### Objective
Quote all of the entries word for word.

### Supplied entries
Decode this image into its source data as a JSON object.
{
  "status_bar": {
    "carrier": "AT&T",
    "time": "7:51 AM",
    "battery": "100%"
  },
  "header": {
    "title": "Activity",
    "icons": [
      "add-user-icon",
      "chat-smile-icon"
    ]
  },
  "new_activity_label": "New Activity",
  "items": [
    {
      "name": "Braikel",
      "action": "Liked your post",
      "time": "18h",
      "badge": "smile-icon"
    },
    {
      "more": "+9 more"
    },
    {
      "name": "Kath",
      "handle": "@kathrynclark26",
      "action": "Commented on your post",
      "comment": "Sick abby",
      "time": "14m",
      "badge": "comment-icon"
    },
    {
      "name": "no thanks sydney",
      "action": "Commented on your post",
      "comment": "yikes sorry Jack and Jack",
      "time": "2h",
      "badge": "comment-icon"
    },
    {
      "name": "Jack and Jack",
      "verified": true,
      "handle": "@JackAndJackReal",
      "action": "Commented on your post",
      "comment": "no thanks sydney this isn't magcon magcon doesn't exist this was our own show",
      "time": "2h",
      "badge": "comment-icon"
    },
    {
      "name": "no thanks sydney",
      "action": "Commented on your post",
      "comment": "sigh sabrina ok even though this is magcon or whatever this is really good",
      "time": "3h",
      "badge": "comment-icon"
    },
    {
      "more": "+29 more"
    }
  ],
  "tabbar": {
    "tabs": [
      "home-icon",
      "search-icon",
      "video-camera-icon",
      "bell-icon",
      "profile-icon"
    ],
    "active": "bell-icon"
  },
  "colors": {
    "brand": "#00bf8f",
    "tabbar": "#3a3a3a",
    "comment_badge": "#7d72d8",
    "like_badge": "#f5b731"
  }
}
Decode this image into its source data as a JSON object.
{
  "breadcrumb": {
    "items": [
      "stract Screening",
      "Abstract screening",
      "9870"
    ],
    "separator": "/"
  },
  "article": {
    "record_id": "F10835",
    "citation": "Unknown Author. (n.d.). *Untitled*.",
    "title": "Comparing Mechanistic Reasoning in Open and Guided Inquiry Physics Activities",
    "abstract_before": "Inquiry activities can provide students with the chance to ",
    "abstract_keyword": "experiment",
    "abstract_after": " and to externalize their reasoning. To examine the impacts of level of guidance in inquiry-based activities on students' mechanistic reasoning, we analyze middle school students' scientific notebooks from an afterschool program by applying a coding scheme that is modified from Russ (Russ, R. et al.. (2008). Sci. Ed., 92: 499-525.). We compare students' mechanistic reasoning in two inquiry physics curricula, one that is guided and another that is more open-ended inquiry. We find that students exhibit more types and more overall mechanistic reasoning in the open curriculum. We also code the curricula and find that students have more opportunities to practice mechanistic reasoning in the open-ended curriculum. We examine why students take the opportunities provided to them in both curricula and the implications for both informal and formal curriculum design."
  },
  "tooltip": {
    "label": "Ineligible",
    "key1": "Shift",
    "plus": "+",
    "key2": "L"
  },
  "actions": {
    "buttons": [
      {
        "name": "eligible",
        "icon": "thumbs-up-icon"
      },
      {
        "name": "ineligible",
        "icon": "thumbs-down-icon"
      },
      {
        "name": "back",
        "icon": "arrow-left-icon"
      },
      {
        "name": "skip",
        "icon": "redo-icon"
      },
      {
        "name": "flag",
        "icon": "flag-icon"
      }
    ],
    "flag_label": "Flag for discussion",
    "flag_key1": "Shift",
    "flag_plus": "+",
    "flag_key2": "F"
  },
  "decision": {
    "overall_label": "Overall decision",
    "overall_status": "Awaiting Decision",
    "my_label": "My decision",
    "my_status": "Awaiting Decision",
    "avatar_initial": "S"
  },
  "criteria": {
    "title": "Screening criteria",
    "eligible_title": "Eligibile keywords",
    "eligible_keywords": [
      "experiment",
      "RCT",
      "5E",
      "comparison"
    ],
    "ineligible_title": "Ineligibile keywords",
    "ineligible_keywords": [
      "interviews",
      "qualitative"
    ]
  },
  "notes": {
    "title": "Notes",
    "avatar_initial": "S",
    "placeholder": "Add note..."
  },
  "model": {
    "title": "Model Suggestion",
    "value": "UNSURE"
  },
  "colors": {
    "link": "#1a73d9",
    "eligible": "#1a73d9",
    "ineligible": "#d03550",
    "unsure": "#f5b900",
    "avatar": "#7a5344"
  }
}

### Worked solution
Decode this image into its source data as a JSON object.
{
  "status_bar": {
    "carrier": "AT&T",
    "time": "7:51 AM",
    "battery": "100%"
  },
  "header": {
    "title": "Activity",
    "icons": [
      "add-user-icon",
      "chat-smile-icon"
    ]
  },
  "new_activity_label": "New Activity",
  "items": [
    {
      "name": "Braikel",
      "action": "Liked your post",
      "time": "18h",
      "badge": "smile-icon"
    },
    {
      "more": "+9 more"
    },
    {
      "name": "Kath",
      "handle": "@kathrynclark26",
      "action": "Commented on your post",
      "comment": "Sick abby",
      "time": "14m",
      "badge": "comment-icon"
    },
    {
      "name": "no thanks sydney",
      "action": "Commented on your post",
      "comment": "yikes sorry Jack and Jack",
      "time": "2h",
      "badge": "comment-icon"
    },
    {
      "name": "Jack and Jack",
      "verified": true,
      "handle": "@JackAndJackReal",
      "action": "Commented on your post",
      "comment": "no thanks sydney this isn't magcon magcon doesn't exist this was our own show",
      "time": "2h",
      "badge": "comment-icon"
    },
    {
      "name": "no thanks sydney",
      "action": "Commented on your post",
      "comment": "sigh sabrina ok even though this is magcon or whatever this is really good",
      "time": "3h",
      "badge": "comment-icon"
    },
    {
      "more": "+29 more"
    }
  ],
  "tabbar": {
    "tabs": [
      "home-icon",
      "search-icon",
      "video-camera-icon",
      "bell-icon",
      "profile-icon"
    ],
    "active": "bell-icon"
  },
  "colors": {
    "brand": "#00bf8f",
    "tabbar": "#3a3a3a",
    "comment_badge": "#7d72d8",
    "like_badge": "#f5b731"
  }
}
Decode this image into its source data as a JSON object.
{
  "breadcrumb": {
    "items": [
      "stract Screening",
      "Abstract screening",
      "9870"
    ],
    "separator": "/"
  },
  "article": {
    "record_id": "F10835",
    "citation": "Unknown Author. (n.d.). *Untitled*.",
    "title": "Comparing Mechanistic Reasoning in Open and Guided Inquiry Physics Activities",
    "abstract_before": "Inquiry activities can provide students with the chance to ",
    "abstract_keyword": "experiment",
    "abstract_after": " and to externalize their reasoning. To examine the impacts of level of guidance in inquiry-based activities on students' mechanistic reasoning, we analyze middle school students' scientific notebooks from an afterschool program by applying a coding scheme that is modified from Russ (Russ, R. et al.. (2008). Sci. Ed., 92: 499-525.). We compare students' mechanistic reasoning in two inquiry physics curricula, one that is guided and another that is more open-ended inquiry. We find that students exhibit more types and more overall mechanistic reasoning in the open curriculum. We also code the curricula and find that students have more opportunities to practice mechanistic reasoning in the open-ended curriculum. We examine why students take the opportunities provided to them in both curricula and the implications for both informal and formal curriculum design."
  },
  "tooltip": {
    "label": "Ineligible",
    "key1": "Shift",
    "plus": "+",
    "key2": "L"
  },
  "actions": {
    "buttons": [
      {
        "name": "eligible",
        "icon": "thumbs-up-icon"
      },
      {
        "name": "ineligible",
        "icon": "thumbs-down-icon"
      },
      {
        "name": "back",
        "icon": "arrow-left-icon"
      },
      {
        "name": "skip",
        "icon": "redo-icon"
      },
      {
        "name": "flag",
        "icon": "flag-icon"
      }
    ],
    "flag_label": "Flag for discussion",
    "flag_key1": "Shift",
    "flag_plus": "+",
    "flag_key2": "F"
  },
  "decision": {
    "overall_label": "Overall decision",
    "overall_status": "Awaiting Decision",
    "my_label": "My decision",
    "my_status": "Awaiting Decision",
    "avatar_initial": "S"
  },
  "criteria": {
    "title": "Screening criteria",
    "eligible_title": "Eligibile keywords",
    "eligible_keywords": [
      "experiment",
      "RCT",
      "5E",
      "comparison"
    ],
    "ineligible_title": "Ineligibile keywords",
    "ineligible_keywords": [
      "interviews",
      "qualitative"
    ]
  },
  "notes": {
    "title": "Notes",
    "avatar_initial": "S",
    "placeholder": "Add note..."
  },
  "model": {
    "title": "Model Suggestion",
    "value": "UNSURE"
  },
  "colors": {
    "link": "#1a73d9",
    "eligible": "#1a73d9",
    "ineligible": "#d03550",
    "unsure": "#f5b900",
    "avatar": "#7a5344"
  }
}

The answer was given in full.